Extracted data:
** Start **

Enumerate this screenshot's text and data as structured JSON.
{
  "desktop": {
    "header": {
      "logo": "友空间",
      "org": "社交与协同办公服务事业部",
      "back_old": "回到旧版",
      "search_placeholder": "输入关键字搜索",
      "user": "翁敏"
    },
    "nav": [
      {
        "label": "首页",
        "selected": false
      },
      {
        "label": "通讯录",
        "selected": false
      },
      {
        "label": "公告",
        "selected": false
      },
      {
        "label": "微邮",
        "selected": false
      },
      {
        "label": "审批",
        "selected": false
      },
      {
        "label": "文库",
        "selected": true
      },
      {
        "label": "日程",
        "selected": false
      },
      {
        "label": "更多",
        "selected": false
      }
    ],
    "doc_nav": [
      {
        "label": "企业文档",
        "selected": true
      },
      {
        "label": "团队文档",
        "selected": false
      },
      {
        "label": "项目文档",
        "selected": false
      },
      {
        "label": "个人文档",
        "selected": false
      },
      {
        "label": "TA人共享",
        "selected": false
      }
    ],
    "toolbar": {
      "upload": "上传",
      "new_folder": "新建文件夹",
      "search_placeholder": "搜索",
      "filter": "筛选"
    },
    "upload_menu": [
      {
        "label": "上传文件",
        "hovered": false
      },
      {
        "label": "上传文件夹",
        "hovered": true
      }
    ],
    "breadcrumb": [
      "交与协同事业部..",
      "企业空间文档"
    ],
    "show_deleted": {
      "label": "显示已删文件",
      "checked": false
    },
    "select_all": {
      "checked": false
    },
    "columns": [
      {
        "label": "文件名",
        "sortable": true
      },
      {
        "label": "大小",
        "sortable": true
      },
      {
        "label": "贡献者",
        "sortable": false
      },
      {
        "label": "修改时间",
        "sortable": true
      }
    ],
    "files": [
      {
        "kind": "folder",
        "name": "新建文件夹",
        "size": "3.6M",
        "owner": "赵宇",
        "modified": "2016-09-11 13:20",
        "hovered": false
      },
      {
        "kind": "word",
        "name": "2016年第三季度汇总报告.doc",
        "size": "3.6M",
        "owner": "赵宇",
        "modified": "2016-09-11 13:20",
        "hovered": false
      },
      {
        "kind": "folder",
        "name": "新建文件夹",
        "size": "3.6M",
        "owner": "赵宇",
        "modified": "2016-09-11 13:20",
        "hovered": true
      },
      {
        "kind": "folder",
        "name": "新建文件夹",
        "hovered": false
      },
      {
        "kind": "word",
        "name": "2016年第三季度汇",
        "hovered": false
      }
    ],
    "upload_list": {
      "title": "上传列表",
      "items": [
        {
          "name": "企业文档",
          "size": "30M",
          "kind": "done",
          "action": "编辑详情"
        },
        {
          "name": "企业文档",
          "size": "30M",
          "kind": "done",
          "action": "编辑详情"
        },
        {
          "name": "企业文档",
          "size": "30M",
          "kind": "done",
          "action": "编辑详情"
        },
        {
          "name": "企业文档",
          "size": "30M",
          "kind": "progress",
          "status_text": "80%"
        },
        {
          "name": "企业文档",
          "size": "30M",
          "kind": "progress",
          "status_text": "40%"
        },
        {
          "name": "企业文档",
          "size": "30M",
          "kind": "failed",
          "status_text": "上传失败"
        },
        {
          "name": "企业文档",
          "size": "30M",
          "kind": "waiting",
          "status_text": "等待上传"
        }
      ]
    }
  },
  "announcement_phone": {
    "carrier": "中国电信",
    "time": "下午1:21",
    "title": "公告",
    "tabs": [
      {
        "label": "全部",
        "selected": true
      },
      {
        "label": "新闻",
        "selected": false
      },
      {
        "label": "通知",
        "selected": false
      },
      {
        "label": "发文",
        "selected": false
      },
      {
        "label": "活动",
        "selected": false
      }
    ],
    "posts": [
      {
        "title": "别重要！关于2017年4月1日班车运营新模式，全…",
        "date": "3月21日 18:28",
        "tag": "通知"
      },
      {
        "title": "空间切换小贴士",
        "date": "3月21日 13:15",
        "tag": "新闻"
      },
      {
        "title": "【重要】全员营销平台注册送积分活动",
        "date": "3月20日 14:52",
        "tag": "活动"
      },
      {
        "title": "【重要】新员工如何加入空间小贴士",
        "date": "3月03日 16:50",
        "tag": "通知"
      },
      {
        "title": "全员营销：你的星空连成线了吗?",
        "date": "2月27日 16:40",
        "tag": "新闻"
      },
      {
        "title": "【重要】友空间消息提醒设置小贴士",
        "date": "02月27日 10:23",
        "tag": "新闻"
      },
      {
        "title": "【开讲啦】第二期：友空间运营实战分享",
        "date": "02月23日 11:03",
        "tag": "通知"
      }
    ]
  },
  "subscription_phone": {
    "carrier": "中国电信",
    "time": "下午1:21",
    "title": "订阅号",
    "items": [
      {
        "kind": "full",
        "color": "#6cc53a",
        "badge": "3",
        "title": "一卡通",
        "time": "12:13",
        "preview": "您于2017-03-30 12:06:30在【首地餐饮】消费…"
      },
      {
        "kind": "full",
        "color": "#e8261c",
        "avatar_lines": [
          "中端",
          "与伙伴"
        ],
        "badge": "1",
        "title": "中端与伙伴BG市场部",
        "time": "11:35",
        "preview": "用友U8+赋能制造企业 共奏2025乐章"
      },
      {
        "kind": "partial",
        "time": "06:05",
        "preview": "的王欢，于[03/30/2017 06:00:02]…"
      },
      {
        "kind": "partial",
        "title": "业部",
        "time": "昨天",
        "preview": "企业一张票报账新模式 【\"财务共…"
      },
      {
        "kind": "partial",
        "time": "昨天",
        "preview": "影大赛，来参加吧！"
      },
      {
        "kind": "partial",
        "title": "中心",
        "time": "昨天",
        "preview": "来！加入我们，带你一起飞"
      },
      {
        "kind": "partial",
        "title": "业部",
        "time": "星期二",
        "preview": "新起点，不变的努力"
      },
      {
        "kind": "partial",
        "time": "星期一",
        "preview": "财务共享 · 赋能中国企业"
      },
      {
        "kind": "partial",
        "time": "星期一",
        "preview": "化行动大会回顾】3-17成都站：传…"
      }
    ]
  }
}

** End **

What the task requires: Retype the entries one by one, exactly.

Task result:
Enumerate this screenshot's text and data as structured JSON.
{
  "desktop": {
    "header": {
      "logo": "友空间",
      "org": "社交与协同办公服务事业部",
      "back_old": "回到旧版",
      "search_placeholder": "输入关键字搜索",
      "user": "翁敏"
    },
    "nav": [
      {
        "label": "首页",
        "selected": false
      },
      {
        "label": "通讯录",
        "selected": false
      },
      {
        "label": "公告",
        "selected": false
      },
      {
        "label": "微邮",
        "selected": false
      },
      {
        "label": "审批",
        "selected": false
      },
      {
        "label": "文库",
        "selected": true
      },
      {
        "label": "日程",
        "selected": false
      },
      {
        "label": "更多",
        "selected": false
      }
    ],
    "doc_nav": [
      {
        "label": "企业文档",
        "selected": true
      },
      {
        "label": "团队文档",
        "selected": false
      },
      {
        "label": "项目文档",
        "selected": false
      },
      {
        "label": "个人文档",
        "selected": false
      },
      {
        "label": "TA人共享",
        "selected": false
      }
    ],
    "toolbar": {
      "upload": "上传",
      "new_folder": "新建文件夹",
      "search_placeholder": "搜索",
      "filter": "筛选"
    },
    "upload_menu": [
      {
        "label": "上传文件",
        "hovered": false
      },
      {
        "label": "上传文件夹",
        "hovered": true
      }
    ],
    "breadcrumb": [
      "交与协同事业部..",
      "企业空间文档"
    ],
    "show_deleted": {
      "label": "显示已删文件",
      "checked": false
    },
    "select_all": {
      "checked": false
    },
    "columns": [
      {
        "label": "文件名",
        "sortable": true
      },
      {
        "label": "大小",
        "sortable": true
      },
      {
        "label": "贡献者",
        "sortable": false
      },
      {
        "label": "修改时间",
        "sortable": true
      }
    ],
    "files": [
      {
        "kind": "folder",
        "name": "新建文件夹",
        "size": "3.6M",
        "owner": "赵宇",
        "modified": "2016-09-11 13:20",
        "hovered": false
      },
      {
        "kind": "word",
        "name": "2016年第三季度汇总报告.doc",
        "size": "3.6M",
        "owner": "赵宇",
        "modified": "2016-09-11 13:20",
        "hovered": false
      },
      {
        "kind": "folder",
        "name": "新建文件夹",
        "size": "3.6M",
        "owner": "赵宇",
        "modified": "2016-09-11 13:20",
        "hovered": true
      },
      {
        "kind": "folder",
        "name": "新建文件夹",
        "hovered": false
      },
      {
        "kind": "word",
        "name": "2016年第三季度汇",
        "hovered": false
      }
    ],
    "upload_list": {
      "title": "上传列表",
      "items": [
        {
          "name": "企业文档",
          "size": "30M",
          "kind": "done",
          "action": "编辑详情"
        },
        {
          "name": "企业文档",
          "size": "30M",
          "kind": "done",
          "action": "编辑详情"
        },
        {
          "name": "企业文档",
          "size": "30M",
          "kind": "done",
          "action": "编辑详情"
        },
        {
          "name": "企业文档",
          "size": "30M",
          "kind": "progress",
          "status_text": "80%"
        },
        {
          "name": "企业文档",
          "size": "30M",
          "kind": "progress",
          "status_text": "40%"
        },
        {
          "name": "企业文档",
          "size": "30M",
          "kind": "failed",
          "status_text": "上传失败"
        },
        {
          "name": "企业文档",
          "size": "30M",
          "kind": "waiting",
          "status_text": "等待上传"
        }
      ]
    }
  },
  "announcement_phone": {
    "carrier": "中国电信",
    "time": "下午1:21",
    "title": "公告",
    "tabs": [
      {
        "label": "全部",
        "selected": true
      },
      {
        "label": "新闻",
        "selected": false
      },
      {
        "label": "通知",
        "selected": false
      },
      {
        "label": "发文",
        "selected": false
      },
      {
        "label": "活动",
        "selected": false
      }
    ],
    "posts": [
      {
        "title": "别重要！关于2017年4月1日班车运营新模式，全…",
        "date": "3月21日 18:28",
        "tag": "通知"
      },
      {
        "title": "空间切换小贴士",
        "date": "3月21日 13:15",
        "tag": "新闻"
      },
      {
        "title": "【重要】全员营销平台注册送积分活动",
        "date": "3月20日 14:52",
        "tag": "活动"
      },
      {
        "title": "【重要】新员工如何加入空间小贴士",
        "date": "3月03日 16:50",
        "tag": "通知"
      },
      {
        "title": "全员营销：你的星空连成线了吗?",
        "date": "2月27日 16:40",
        "tag": "新闻"
      },
      {
        "title": "【重要】友空间消息提醒设置小贴士",
        "date": "02月27日 10:23",
        "tag": "新闻"
      },
      {
        "title": "【开讲啦】第二期：友空间运营实战分享",
        "date": "02月23日 11:03",
        "tag": "通知"
      }
    ]
  },
  "subscription_phone": {
    "carrier": "中国电信",
    "time": "下午1:21",
    "title": "订阅号",
    "items": [
      {
        "kind": "full",
        "color": "#6cc53a",
        "badge": "3",
        "title": "一卡通",
        "time": "12:13",
        "preview": "您于2017-03-30 12:06:30在【首地餐饮】消费…"
      },
      {
        "kind": "full",
        "color": "#e8261c",
        "avatar_lines": [
          "中端",
          "与伙伴"
        ],
        "badge": "1",
        "title": "中端与伙伴BG市场部",
        "time": "11:35",
        "preview": "用友U8+赋能制造企业 共奏2025乐章"
      },
      {
        "kind": "partial",
        "time": "06:05",
        "preview": "的王欢，于[03/30/2017 06:00:02]…"
      },
      {
        "kind": "partial",
        "title": "业部",
        "time": "昨天",
        "preview": "企业一张票报账新模式 【\"财务共…"
      },
      {
        "kind": "partial",
        "time": "昨天",
        "preview": "影大赛，来参加吧！"
      },
      {
        "kind": "partial",
        "title": "中心",
        "time": "昨天",
        "preview": "来！加入我们，带你一起飞"
      },
      {
        "kind": "partial",
        "title": "业部",
        "time": "星期二",
        "preview": "新起点，不变的努力"
      },
      {
        "kind": "partial",
        "time": "星期一",
        "preview": "财务共享 · 赋能中国企业"
      },
      {
        "kind": "partial",
        "time": "星期一",
        "preview": "化行动大会回顾】3-17成都站：传…"
      }
    ]
  }
}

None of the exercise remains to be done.